[Collected data entries]
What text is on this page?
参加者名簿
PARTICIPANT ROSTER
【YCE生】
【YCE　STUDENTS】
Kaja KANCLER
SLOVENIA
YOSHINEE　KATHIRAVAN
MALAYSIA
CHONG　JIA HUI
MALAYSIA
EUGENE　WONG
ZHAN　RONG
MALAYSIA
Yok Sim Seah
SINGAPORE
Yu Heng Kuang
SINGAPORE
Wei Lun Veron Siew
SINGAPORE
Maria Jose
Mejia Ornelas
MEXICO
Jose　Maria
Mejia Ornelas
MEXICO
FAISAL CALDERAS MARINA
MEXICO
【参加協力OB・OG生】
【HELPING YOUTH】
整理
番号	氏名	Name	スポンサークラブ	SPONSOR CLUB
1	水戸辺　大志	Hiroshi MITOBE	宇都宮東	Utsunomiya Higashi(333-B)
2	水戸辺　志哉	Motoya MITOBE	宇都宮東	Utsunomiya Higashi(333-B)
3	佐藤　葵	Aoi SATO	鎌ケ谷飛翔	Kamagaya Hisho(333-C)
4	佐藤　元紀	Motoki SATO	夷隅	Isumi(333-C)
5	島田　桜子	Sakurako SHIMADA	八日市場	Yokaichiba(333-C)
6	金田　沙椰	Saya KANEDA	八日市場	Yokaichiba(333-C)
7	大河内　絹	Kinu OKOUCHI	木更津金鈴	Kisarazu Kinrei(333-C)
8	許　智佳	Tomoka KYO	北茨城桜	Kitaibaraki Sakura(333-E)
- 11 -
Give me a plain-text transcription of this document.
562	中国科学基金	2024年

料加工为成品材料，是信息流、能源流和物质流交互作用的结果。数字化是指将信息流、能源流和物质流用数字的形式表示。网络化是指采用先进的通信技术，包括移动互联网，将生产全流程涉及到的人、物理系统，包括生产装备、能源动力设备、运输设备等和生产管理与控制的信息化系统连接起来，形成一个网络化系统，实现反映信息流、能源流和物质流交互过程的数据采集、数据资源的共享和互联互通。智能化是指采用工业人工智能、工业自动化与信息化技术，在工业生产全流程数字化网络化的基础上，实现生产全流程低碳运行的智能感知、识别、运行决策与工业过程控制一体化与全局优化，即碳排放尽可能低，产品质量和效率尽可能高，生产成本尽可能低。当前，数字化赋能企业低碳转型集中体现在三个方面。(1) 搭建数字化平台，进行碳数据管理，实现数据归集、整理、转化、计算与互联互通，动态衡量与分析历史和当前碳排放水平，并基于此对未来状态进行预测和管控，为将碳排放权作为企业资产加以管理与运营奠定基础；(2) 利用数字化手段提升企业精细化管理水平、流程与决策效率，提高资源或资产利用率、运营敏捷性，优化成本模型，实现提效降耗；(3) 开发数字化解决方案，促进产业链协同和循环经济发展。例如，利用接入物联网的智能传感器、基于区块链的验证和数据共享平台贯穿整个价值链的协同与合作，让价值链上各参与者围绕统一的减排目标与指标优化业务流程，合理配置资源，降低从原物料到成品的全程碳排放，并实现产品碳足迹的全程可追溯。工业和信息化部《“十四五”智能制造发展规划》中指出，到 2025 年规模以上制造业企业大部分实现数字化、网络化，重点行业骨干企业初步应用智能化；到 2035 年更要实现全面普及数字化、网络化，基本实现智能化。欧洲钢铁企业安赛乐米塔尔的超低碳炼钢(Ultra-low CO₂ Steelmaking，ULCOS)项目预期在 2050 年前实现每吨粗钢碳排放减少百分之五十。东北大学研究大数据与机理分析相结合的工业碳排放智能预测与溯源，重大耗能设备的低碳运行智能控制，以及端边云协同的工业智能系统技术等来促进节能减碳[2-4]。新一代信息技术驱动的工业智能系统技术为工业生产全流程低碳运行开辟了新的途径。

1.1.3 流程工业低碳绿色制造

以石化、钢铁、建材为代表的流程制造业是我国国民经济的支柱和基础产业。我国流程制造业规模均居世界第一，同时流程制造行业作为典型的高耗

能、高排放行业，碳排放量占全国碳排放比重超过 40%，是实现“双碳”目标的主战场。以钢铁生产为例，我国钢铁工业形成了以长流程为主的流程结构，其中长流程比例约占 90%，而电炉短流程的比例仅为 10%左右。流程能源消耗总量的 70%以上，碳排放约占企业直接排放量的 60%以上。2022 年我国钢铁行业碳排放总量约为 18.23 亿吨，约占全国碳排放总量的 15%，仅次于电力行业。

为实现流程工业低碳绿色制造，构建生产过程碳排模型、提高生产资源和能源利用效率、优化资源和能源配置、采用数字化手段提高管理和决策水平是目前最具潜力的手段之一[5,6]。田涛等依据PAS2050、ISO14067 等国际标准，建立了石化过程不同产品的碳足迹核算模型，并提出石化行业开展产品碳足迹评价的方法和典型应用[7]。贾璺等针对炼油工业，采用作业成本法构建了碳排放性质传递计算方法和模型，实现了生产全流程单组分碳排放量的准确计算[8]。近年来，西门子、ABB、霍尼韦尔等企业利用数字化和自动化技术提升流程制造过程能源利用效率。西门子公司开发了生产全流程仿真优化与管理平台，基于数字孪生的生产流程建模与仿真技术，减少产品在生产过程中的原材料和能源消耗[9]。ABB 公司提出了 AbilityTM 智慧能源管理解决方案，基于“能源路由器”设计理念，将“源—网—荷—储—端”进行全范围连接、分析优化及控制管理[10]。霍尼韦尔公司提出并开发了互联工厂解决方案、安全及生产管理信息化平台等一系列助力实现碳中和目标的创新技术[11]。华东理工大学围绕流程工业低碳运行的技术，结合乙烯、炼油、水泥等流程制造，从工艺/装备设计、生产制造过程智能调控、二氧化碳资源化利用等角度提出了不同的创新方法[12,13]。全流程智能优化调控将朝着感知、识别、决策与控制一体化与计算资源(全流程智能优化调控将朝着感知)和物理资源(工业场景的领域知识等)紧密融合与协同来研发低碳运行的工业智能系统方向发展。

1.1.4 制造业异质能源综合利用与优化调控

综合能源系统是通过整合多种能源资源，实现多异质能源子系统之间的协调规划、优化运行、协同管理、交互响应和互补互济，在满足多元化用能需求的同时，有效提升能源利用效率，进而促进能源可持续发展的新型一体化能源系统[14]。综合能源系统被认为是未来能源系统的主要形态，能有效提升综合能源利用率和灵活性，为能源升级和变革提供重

** Work to do **
Reproduce all of the records exactly.

** Correct result **
What text is on this page?
参加者名簿
PARTICIPANT ROSTER
【YCE生】
【YCE　STUDENTS】
Kaja KANCLER
SLOVENIA
YOSHINEE　KATHIRAVAN
MALAYSIA
CHONG　JIA HUI
MALAYSIA
EUGENE　WONG
ZHAN　RONG
MALAYSIA
Yok Sim Seah
SINGAPORE
Yu Heng Kuang
SINGAPORE
Wei Lun Veron Siew
SINGAPORE
Maria Jose
Mejia Ornelas
MEXICO
Jose　Maria
Mejia Ornelas
MEXICO
FAISAL CALDERAS MARINA
MEXICO
【参加協力OB・OG生】
【HELPING YOUTH】
整理
番号	氏名	Name	スポンサークラブ	SPONSOR CLUB
1	水戸辺　大志	Hiroshi MITOBE	宇都宮東	Utsunomiya Higashi(333-B)
2	水戸辺　志哉	Motoya MITOBE	宇都宮東	Utsunomiya Higashi(333-B)
3	佐藤　葵	Aoi SATO	鎌ケ谷飛翔	Kamagaya Hisho(333-C)
4	佐藤　元紀	Motoki SATO	夷隅	Isumi(333-C)
5	島田　桜子	Sakurako SHIMADA	八日市場	Yokaichiba(333-C)
6	金田　沙椰	Saya KANEDA	八日市場	Yokaichiba(333-C)
7	大河内　絹	Kinu OKOUCHI	木更津金鈴	Kisarazu Kinrei(333-C)
8	許　智佳	Tomoka KYO	北茨城桜	Kitaibaraki Sakura(333-E)
- 11 -
Give me a plain-text transcription of this document.
562	中国科学基金	2024年

料加工为成品材料，是信息流、能源流和物质流交互作用的结果。数字化是指将信息流、能源流和物质流用数字的形式表示。网络化是指采用先进的通信技术，包括移动互联网，将生产全流程涉及到的人、物理系统，包括生产装备、能源动力设备、运输设备等和生产管理与控制的信息化系统连接起来，形成一个网络化系统，实现反映信息流、能源流和物质流交互过程的数据采集、数据资源的共享和互联互通。智能化是指采用工业人工智能、工业自动化与信息化技术，在工业生产全流程数字化网络化的基础上，实现生产全流程低碳运行的智能感知、识别、运行决策与工业过程控制一体化与全局优化，即碳排放尽可能低，产品质量和效率尽可能高，生产成本尽可能低。当前，数字化赋能企业低碳转型集中体现在三个方面。(1) 搭建数字化平台，进行碳数据管理，实现数据归集、整理、转化、计算与互联互通，动态衡量与分析历史和当前碳排放水平，并基于此对未来状态进行预测和管控，为将碳排放权作为企业资产加以管理与运营奠定基础；(2) 利用数字化手段提升企业精细化管理水平、流程与决策效率，提高资源或资产利用率、运营敏捷性，优化成本模型，实现提效降耗；(3) 开发数字化解决方案，促进产业链协同和循环经济发展。例如，利用接入物联网的智能传感器、基于区块链的验证和数据共享平台贯穿整个价值链的协同与合作，让价值链上各参与者围绕统一的减排目标与指标优化业务流程，合理配置资源，降低从原物料到成品的全程碳排放，并实现产品碳足迹的全程可追溯。工业和信息化部《“十四五”智能制造发展规划》中指出，到 2025 年规模以上制造业企业大部分实现数字化、网络化，重点行业骨干企业初步应用智能化；到 2035 年更要实现全面普及数字化、网络化，基本实现智能化。欧洲钢铁企业安赛乐米塔尔的超低碳炼钢(Ultra-low CO₂ Steelmaking，ULCOS)项目预期在 2050 年前实现每吨粗钢碳排放减少百分之五十。东北大学研究大数据与机理分析相结合的工业碳排放智能预测与溯源，重大耗能设备的低碳运行智能控制，以及端边云协同的工业智能系统技术等来促进节能减碳[2-4]。新一代信息技术驱动的工业智能系统技术为工业生产全流程低碳运行开辟了新的途径。

1.1.3 流程工业低碳绿色制造

以石化、钢铁、建材为代表的流程制造业是我国国民经济的支柱和基础产业。我国流程制造业规模均居世界第一，同时流程制造行业作为典型的高耗

能、高排放行业，碳排放量占全国碳排放比重超过 40%，是实现“双碳”目标的主战场。以钢铁生产为例，我国钢铁工业形成了以长流程为主的流程结构，其中长流程比例约占 90%，而电炉短流程的比例仅为 10%左右。流程能源消耗总量的 70%以上，碳排放约占企业直接排放量的 60%以上。2022 年我国钢铁行业碳排放总量约为 18.23 亿吨，约占全国碳排放总量的 15%，仅次于电力行业。

为实现流程工业低碳绿色制造，构建生产过程碳排模型、提高生产资源和能源利用效率、优化资源和能源配置、采用数字化手段提高管理和决策水平是目前最具潜力的手段之一[5,6]。田涛等依据PAS2050、ISO14067 等国际标准，建立了石化过程不同产品的碳足迹核算模型，并提出石化行业开展产品碳足迹评价的方法和典型应用[7]。贾璺等针对炼油工业，采用作业成本法构建了碳排放性质传递计算方法和模型，实现了生产全流程单组分碳排放量的准确计算[8]。近年来，西门子、ABB、霍尼韦尔等企业利用数字化和自动化技术提升流程制造过程能源利用效率。西门子公司开发了生产全流程仿真优化与管理平台，基于数字孪生的生产流程建模与仿真技术，减少产品在生产过程中的原材料和能源消耗[9]。ABB 公司提出了 AbilityTM 智慧能源管理解决方案，基于“能源路由器”设计理念，将“源—网—荷—储—端”进行全范围连接、分析优化及控制管理[10]。霍尼韦尔公司提出并开发了互联工厂解决方案、安全及生产管理信息化平台等一系列助力实现碳中和目标的创新技术[11]。华东理工大学围绕流程工业低碳运行的技术，结合乙烯、炼油、水泥等流程制造，从工艺/装备设计、生产制造过程智能调控、二氧化碳资源化利用等角度提出了不同的创新方法[12,13]。全流程智能优化调控将朝着感知、识别、决策与控制一体化与计算资源(全流程智能优化调控将朝着感知)和物理资源(工业场景的领域知识等)紧密融合与协同来研发低碳运行的工业智能系统方向发展。

1.1.4 制造业异质能源综合利用与优化调控

综合能源系统是通过整合多种能源资源，实现多异质能源子系统之间的协调规划、优化运行、协同管理、交互响应和互补互济，在满足多元化用能需求的同时，有效提升能源利用效率，进而促进能源可持续发展的新型一体化能源系统[14]。综合能源系统被认为是未来能源系统的主要形态，能有效提升综合能源利用率和灵活性，为能源升级和变革提供重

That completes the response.